==== Exercise material ====

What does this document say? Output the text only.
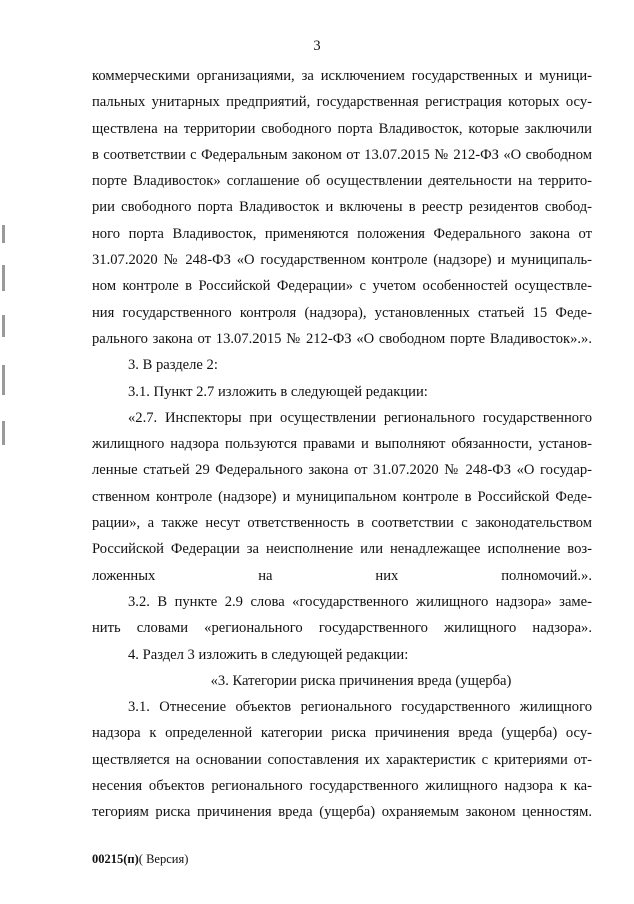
3

коммерческими организациями, за исключением государственных и муници-
пальных унитарных предприятий, государственная регистрация которых осу-
ществлена на территории свободного порта Владивосток, которые заключили
в соответствии с Федеральным законом от 13.07.2015 № 212-ФЗ «О свободном
порте Владивосток» соглашение об осуществлении деятельности на террито-
рии свободного порта Владивосток и включены в реестр резидентов свобод-
ного порта Владивосток, применяются положения Федерального закона от
31.07.2020 № 248-ФЗ «О государственном контроле (надзоре) и муниципаль-
ном контроле в Российской Федерации» с учетом особенностей осуществле-
ния государственного контроля (надзора), установленных статьей 15 Феде-
рального закона от 13.07.2015 № 212-ФЗ «О свободном порте Владивосток».».

3. В разделе 2:

3.1. Пункт 2.7 изложить в следующей редакции:

«2.7. Инспекторы при осуществлении регионального государственного
жилищного надзора пользуются правами и выполняют обязанности, установ-
ленные статьей 29 Федерального закона от 31.07.2020 № 248-ФЗ «О государ-
ственном контроле (надзоре) и муниципальном контроле в Российской Феде-
рации», а также несут ответственность в соответствии с законодательством
Российской Федерации за неисполнение или ненадлежащее исполнение воз-
ложенных на них полномочий.».

3.2. В пункте 2.9 слова «государственного жилищного надзора» заме-
нить словами «регионального государственного жилищного надзора».

4. Раздел 3 изложить в следующей редакции:

«3. Категории риска причинения вреда (ущерба)

3.1. Отнесение объектов регионального государственного жилищного
надзора к определенной категории риска причинения вреда (ущерба) осу-
ществляется на основании сопоставления их характеристик с критериями от-
несения объектов регионального государственного жилищного надзора к ка-
тегориям риска причинения вреда (ущерба) охраняемым законом ценностям.

00215(п)( Версия)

====

▶ _Exercise_
Go through the lines above. Select every one that has the string "редакции".

▶ _Correct result_
3.1. Пункт 2.7 изложить в следующей редакции:
4. Раздел 3 изложить в следующей редакции:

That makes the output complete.